### Provided data

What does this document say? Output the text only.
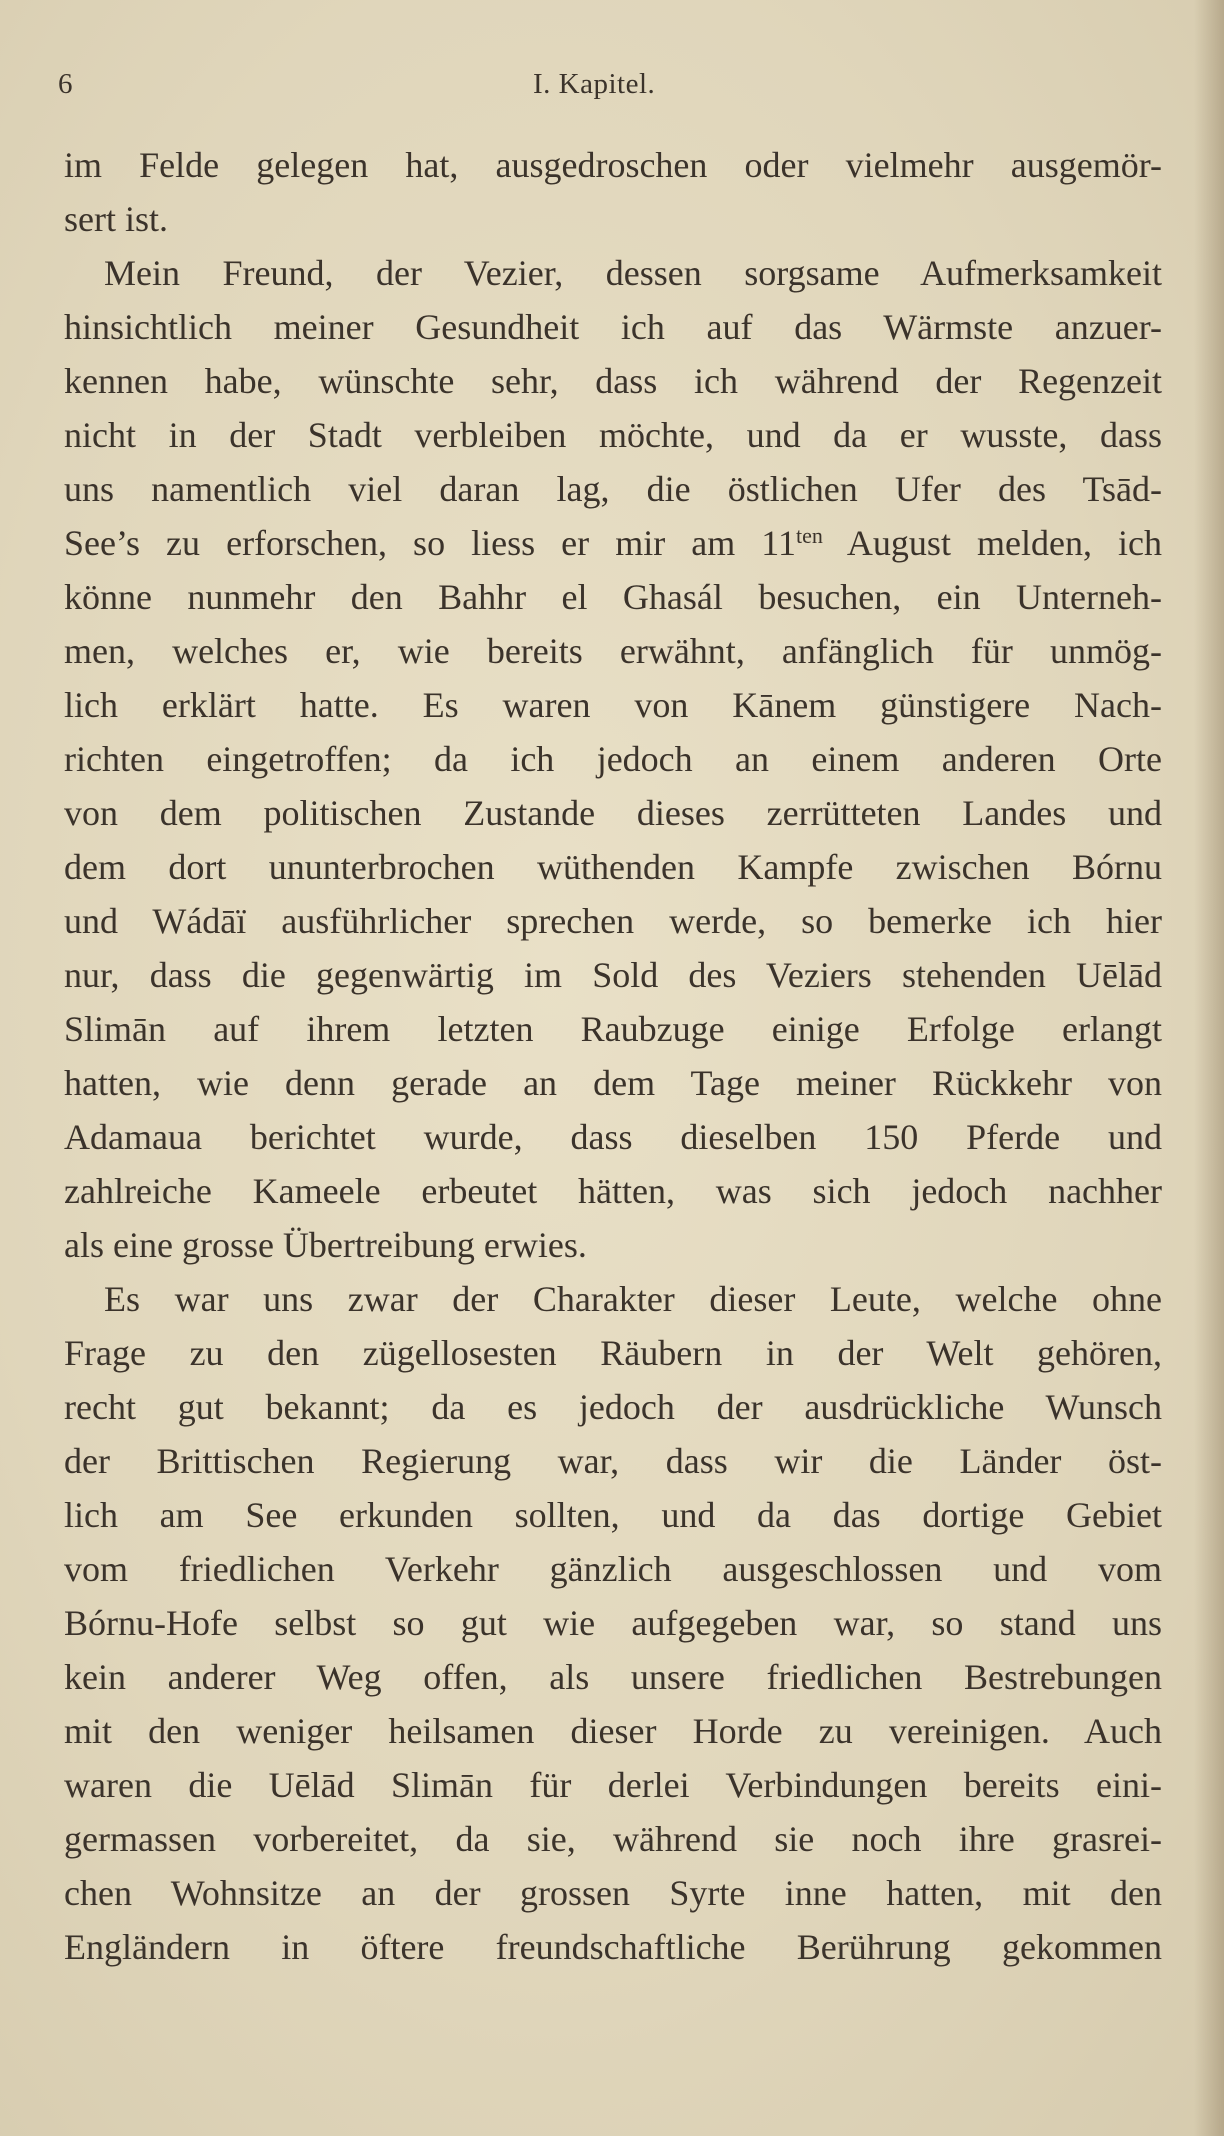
6	I. Kapitel.
im Felde gelegen hat, ausgedroschen oder vielmehr ausgemör-
sert ist.
Mein Freund, der Vezier, dessen sorgsame Aufmerksamkeit
hinsichtlich meiner Gesundheit ich auf das Wärmste anzuer-
kennen habe, wünschte sehr, dass ich während der Regenzeit
nicht in der Stadt verbleiben möchte, und da er wusste, dass
uns namentlich viel daran lag, die östlichen Ufer des Tsād-
See’s zu erforschen, so liess er mir am $11^{ten}$ August melden, ich
könne nunmehr den Bahhr el Ghasál besuchen, ein Unterneh-
men, welches er, wie bereits erwähnt, anfänglich für unmög-
lich erklärt hatte. Es waren von Kānem günstigere Nach-
richten eingetroffen; da ich jedoch an einem anderen Orte
von dem politischen Zustande dieses zerrütteten Landes und
dem dort ununterbrochen wüthenden Kampfe zwischen Bórnu
und Wádāï ausführlicher sprechen werde, so bemerke ich hier
nur, dass die gegenwärtig im Sold des Veziers stehenden Uēlād
Slimān auf ihrem letzten Raubzuge einige Erfolge erlangt
hatten, wie denn gerade an dem Tage meiner Rückkehr von
Adamaua berichtet wurde, dass dieselben 150 Pferde und
zahlreiche Kameele erbeutet hätten, was sich jedoch nachher
als eine grosse Übertreibung erwies.
Es war uns zwar der Charakter dieser Leute, welche ohne
Frage zu den zügellosesten Räubern in der Welt gehören,
recht gut bekannt; da es jedoch der ausdrückliche Wunsch
der Brittischen Regierung war, dass wir die Länder öst-
lich am See erkunden sollten, und da das dortige Gebiet
vom friedlichen Verkehr gänzlich ausgeschlossen und vom
Bórnu-Hofe selbst so gut wie aufgegeben war, so stand uns
kein anderer Weg offen, als unsere friedlichen Bestrebungen
mit den weniger heilsamen dieser Horde zu vereinigen. Auch
waren die Uēlād Slimān für derlei Verbindungen bereits eini-
germassen vorbereitet, da sie, während sie noch ihre grasrei-
chen Wohnsitze an der grossen Syrte inne hatten, mit den
Engländern in öftere freundschaftliche Berührung gekommen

### Aim
Sift the material for lines with the string "jedoch". Copy each one found.

### Finished answer
richten eingetroffen; da ich jedoch an einem anderen Orte
zahlreiche Kameele erbeutet hätten, was sich jedoch nachher
recht gut bekannt; da es jedoch der ausdrückliche Wunsch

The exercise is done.